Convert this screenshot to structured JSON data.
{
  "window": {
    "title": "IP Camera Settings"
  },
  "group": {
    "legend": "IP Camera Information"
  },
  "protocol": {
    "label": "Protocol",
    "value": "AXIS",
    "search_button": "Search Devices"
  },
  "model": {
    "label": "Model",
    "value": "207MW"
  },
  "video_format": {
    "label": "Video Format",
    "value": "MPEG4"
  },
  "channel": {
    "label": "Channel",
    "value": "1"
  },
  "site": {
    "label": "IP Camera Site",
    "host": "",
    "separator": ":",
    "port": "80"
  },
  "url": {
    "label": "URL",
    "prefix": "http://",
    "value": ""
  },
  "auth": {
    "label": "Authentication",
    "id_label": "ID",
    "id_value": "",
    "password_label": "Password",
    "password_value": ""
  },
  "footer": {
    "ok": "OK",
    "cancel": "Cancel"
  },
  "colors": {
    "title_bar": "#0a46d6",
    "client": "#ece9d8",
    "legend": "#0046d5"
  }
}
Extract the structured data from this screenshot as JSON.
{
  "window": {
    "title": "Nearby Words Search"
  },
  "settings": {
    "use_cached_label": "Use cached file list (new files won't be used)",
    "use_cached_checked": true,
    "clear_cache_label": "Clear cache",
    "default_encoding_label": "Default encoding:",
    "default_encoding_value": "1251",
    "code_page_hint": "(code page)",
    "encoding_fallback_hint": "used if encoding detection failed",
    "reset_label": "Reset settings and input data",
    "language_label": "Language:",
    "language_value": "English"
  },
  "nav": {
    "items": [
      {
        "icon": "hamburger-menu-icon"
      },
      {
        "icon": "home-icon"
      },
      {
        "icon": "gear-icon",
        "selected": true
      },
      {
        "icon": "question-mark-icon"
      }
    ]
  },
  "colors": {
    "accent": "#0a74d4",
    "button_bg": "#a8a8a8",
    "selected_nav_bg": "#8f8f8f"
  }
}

[Exercise aim] Write the entire listing out again, word for word.

[Expected output]
Convert this screenshot to structured JSON data.
{
  "window": {
    "title": "IP Camera Settings"
  },
  "group": {
    "legend": "IP Camera Information"
  },
  "protocol": {
    "label": "Protocol",
    "value": "AXIS",
    "search_button": "Search Devices"
  },
  "model": {
    "label": "Model",
    "value": "207MW"
  },
  "video_format": {
    "label": "Video Format",
    "value": "MPEG4"
  },
  "channel": {
    "label": "Channel",
    "value": "1"
  },
  "site": {
    "label": "IP Camera Site",
    "host": "",
    "separator": ":",
    "port": "80"
  },
  "url": {
    "label": "URL",
    "prefix": "http://",
    "value": ""
  },
  "auth": {
    "label": "Authentication",
    "id_label": "ID",
    "id_value": "",
    "password_label": "Password",
    "password_value": ""
  },
  "footer": {
    "ok": "OK",
    "cancel": "Cancel"
  },
  "colors": {
    "title_bar": "#0a46d6",
    "client": "#ece9d8",
    "legend": "#0046d5"
  }
}
Extract the structured data from this screenshot as JSON.
{
  "window": {
    "title": "Nearby Words Search"
  },
  "settings": {
    "use_cached_label": "Use cached file list (new files won't be used)",
    "use_cached_checked": true,
    "clear_cache_label": "Clear cache",
    "default_encoding_label": "Default encoding:",
    "default_encoding_value": "1251",
    "code_page_hint": "(code page)",
    "encoding_fallback_hint": "used if encoding detection failed",
    "reset_label": "Reset settings and input data",
    "language_label": "Language:",
    "language_value": "English"
  },
  "nav": {
    "items": [
      {
        "icon": "hamburger-menu-icon"
      },
      {
        "icon": "home-icon"
      },
      {
        "icon": "gear-icon",
        "selected": true
      },
      {
        "icon": "question-mark-icon"
      }
    ]
  },
  "colors": {
    "accent": "#0a74d4",
    "button_bg": "#a8a8a8",
    "selected_nav_bg": "#8f8f8f"
  }
}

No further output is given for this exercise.